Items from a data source
*-*-*

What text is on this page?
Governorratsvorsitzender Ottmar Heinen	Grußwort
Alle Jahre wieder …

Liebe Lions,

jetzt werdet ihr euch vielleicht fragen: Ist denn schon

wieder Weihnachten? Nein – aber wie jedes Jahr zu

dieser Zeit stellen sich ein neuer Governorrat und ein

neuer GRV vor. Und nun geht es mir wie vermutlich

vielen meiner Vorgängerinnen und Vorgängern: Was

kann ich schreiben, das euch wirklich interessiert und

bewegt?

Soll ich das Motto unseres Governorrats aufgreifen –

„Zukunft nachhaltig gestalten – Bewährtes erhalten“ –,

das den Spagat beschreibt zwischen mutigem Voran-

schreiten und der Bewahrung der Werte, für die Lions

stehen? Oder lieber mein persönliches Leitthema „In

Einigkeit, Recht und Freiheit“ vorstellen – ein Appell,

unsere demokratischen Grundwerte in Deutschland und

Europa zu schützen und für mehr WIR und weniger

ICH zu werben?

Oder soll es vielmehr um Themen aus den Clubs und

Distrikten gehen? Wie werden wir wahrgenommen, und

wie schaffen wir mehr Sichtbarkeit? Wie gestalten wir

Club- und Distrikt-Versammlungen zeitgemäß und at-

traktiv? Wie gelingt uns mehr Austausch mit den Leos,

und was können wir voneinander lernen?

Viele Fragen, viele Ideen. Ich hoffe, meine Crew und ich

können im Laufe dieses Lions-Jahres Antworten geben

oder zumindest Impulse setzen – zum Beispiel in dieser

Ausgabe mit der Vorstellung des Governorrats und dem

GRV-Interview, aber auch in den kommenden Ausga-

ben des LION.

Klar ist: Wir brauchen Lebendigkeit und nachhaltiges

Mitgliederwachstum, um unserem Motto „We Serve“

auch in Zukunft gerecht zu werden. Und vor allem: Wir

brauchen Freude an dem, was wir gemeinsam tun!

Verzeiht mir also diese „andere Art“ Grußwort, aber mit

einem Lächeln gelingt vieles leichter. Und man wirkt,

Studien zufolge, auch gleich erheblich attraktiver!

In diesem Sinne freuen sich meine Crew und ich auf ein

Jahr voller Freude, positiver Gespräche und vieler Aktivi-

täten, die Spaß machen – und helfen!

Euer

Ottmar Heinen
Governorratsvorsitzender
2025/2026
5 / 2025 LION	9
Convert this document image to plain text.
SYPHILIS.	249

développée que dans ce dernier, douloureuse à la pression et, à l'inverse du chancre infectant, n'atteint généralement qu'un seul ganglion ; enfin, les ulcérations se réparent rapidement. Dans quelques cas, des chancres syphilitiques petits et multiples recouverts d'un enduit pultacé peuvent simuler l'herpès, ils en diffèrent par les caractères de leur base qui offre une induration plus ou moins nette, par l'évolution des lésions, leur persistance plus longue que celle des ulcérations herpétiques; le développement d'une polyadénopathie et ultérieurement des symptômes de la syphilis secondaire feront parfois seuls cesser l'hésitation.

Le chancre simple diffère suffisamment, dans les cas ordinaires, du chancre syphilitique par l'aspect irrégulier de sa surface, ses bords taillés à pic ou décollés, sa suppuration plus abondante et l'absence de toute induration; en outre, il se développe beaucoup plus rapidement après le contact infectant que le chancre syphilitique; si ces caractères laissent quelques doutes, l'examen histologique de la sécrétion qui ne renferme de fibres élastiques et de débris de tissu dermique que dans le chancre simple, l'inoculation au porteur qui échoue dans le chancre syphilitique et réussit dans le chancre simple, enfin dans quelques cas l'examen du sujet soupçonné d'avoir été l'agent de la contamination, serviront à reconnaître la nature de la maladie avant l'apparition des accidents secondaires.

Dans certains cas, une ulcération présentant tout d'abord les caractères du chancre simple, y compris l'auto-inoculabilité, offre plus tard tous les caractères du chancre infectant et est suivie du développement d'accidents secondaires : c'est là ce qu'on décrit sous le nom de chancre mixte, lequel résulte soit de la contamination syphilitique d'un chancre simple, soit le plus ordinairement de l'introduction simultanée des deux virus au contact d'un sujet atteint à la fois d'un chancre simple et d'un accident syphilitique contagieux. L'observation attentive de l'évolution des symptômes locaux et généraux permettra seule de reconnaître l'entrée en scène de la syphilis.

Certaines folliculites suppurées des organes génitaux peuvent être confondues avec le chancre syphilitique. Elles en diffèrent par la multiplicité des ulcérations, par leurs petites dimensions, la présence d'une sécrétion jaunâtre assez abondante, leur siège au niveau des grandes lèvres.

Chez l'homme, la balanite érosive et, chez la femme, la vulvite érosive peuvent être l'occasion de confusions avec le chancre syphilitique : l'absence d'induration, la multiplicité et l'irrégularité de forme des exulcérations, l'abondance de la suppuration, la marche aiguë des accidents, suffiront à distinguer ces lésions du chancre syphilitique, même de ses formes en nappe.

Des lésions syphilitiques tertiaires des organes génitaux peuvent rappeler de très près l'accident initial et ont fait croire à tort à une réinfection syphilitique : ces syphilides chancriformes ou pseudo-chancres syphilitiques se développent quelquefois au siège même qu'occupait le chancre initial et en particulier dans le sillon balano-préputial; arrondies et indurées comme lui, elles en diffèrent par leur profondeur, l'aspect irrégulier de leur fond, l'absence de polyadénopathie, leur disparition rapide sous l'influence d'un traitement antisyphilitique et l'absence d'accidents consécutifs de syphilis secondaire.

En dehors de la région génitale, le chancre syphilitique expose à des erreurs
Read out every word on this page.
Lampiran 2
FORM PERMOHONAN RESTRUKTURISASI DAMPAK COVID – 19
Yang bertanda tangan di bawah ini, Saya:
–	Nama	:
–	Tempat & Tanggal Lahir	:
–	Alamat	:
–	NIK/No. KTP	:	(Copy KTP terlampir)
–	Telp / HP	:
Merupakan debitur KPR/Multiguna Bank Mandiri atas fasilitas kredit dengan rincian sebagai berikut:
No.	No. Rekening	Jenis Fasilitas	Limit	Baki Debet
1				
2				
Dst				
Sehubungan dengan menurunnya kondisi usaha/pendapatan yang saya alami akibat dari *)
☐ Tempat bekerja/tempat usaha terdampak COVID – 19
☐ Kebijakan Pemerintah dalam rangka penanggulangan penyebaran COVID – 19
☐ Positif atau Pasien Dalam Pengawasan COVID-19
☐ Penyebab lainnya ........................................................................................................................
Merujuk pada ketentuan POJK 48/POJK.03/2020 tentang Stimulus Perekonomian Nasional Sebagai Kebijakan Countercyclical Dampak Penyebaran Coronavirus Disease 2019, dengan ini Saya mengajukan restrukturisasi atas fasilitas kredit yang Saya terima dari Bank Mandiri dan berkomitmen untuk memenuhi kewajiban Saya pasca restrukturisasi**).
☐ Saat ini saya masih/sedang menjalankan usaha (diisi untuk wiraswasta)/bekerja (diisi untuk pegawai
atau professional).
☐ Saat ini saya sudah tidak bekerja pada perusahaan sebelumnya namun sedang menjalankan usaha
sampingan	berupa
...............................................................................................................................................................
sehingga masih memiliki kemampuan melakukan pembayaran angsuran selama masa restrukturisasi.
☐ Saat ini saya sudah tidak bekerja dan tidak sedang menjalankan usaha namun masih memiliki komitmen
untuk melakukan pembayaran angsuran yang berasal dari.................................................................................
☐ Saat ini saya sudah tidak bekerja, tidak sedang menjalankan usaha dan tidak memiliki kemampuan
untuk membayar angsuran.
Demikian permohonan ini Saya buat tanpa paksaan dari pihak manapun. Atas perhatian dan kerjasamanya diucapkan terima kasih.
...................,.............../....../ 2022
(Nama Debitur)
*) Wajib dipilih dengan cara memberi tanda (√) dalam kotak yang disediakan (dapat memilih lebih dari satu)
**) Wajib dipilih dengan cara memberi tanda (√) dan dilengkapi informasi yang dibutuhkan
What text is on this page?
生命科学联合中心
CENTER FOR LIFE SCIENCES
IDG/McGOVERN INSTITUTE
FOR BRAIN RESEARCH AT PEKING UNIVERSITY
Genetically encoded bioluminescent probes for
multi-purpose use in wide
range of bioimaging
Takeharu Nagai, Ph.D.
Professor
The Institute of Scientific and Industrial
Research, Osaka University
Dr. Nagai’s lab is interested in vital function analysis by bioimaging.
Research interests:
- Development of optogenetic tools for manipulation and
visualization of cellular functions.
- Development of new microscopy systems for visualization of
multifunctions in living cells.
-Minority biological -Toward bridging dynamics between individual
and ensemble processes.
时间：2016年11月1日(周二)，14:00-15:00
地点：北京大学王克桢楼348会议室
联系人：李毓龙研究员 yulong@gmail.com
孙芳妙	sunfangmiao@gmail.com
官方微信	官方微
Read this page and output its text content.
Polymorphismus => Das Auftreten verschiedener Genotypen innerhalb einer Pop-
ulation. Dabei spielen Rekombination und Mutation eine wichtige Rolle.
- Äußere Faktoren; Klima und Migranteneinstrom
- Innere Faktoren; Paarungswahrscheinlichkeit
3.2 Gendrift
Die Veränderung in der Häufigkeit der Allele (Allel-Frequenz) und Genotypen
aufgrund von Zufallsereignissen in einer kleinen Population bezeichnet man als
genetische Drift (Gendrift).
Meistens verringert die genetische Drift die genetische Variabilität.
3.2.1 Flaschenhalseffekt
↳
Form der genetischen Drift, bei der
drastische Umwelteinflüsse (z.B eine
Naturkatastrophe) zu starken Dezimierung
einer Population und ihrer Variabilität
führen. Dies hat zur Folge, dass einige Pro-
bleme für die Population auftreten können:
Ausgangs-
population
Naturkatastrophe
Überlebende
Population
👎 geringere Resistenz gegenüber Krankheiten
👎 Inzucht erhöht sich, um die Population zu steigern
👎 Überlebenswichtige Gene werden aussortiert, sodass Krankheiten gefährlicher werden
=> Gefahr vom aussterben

*-*-*

#### Assignment
Find "page" in the data above. Report each line where it appears.

#### Result
What text is on this page?
Read out every word on this page.
What text is on this page?
Read this page and output its text content.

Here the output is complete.